# WRITTEN EXERCISE
Transcribe the entries below exactly; leave every image out.

# RECORDS FOR THE TASK
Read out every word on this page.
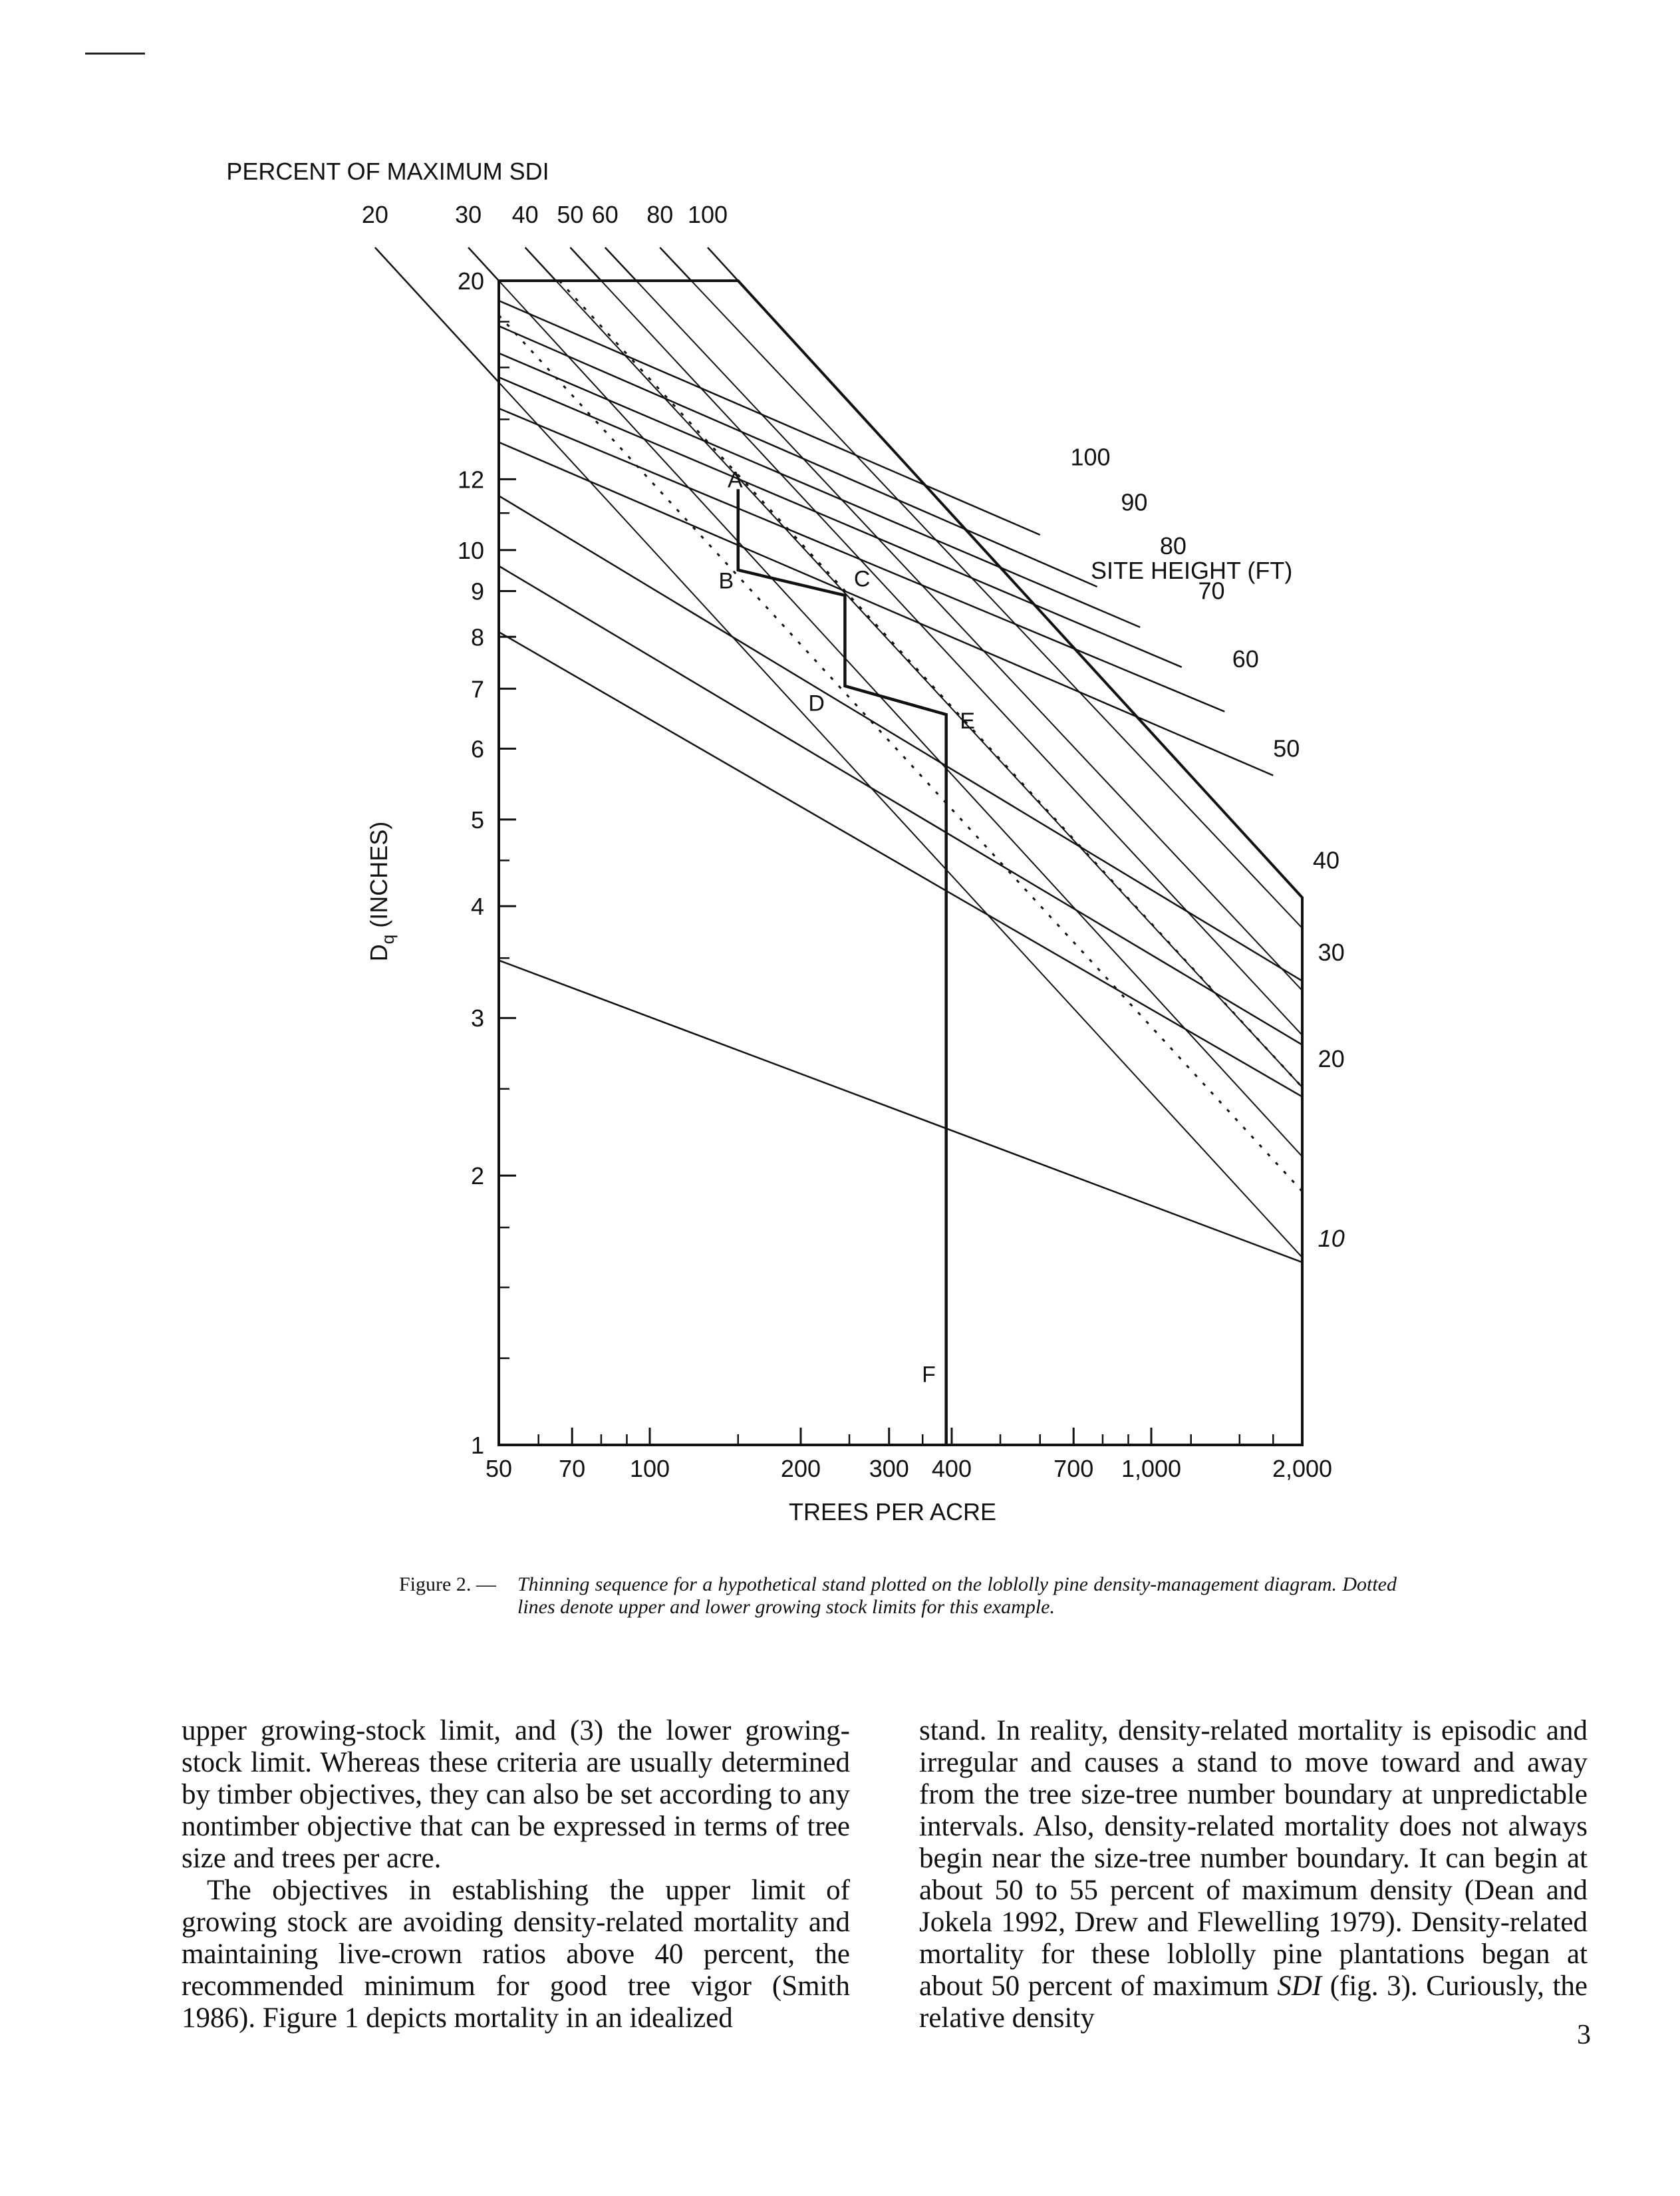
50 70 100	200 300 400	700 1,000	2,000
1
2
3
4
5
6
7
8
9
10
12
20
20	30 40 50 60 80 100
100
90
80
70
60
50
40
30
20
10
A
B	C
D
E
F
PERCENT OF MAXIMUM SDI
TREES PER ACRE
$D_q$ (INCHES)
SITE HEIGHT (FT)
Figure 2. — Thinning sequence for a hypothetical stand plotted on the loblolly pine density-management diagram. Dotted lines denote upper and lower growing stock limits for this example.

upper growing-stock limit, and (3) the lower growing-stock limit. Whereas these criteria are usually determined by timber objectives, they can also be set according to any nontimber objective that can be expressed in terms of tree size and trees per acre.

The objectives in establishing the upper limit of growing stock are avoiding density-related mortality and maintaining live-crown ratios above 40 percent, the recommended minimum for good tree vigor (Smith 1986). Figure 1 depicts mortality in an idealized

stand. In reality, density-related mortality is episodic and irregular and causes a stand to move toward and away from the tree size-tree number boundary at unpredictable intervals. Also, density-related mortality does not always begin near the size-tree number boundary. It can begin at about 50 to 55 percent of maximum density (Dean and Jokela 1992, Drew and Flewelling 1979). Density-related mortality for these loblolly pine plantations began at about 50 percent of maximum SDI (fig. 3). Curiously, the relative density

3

# EXERCISE RESPONSE
Read out every word on this page.
50 70 100	200 300 400	700 1,000	2,000
1
2
3
4
5
6
7
8
9
10
12
20
20	30 40 50 60 80 100
100
90
80
70
60
50
40
30
20
10
A
B	C
D
E
F
PERCENT OF MAXIMUM SDI
TREES PER ACRE
$D_q$ (INCHES)
SITE HEIGHT (FT)
Figure 2. — Thinning sequence for a hypothetical stand plotted on the loblolly pine density-management diagram. Dotted lines denote upper and lower growing stock limits for this example.

upper growing-stock limit, and (3) the lower growing-stock limit. Whereas these criteria are usually determined by timber objectives, they can also be set according to any nontimber objective that can be expressed in terms of tree size and trees per acre.

The objectives in establishing the upper limit of growing stock are avoiding density-related mortality and maintaining live-crown ratios above 40 percent, the recommended minimum for good tree vigor (Smith 1986). Figure 1 depicts mortality in an idealized

stand. In reality, density-related mortality is episodic and irregular and causes a stand to move toward and away from the tree size-tree number boundary at unpredictable intervals. Also, density-related mortality does not always begin near the size-tree number boundary. It can begin at about 50 to 55 percent of maximum density (Dean and Jokela 1992, Drew and Flewelling 1979). Density-related mortality for these loblolly pine plantations began at about 50 percent of maximum SDI (fig. 3). Curiously, the relative density

3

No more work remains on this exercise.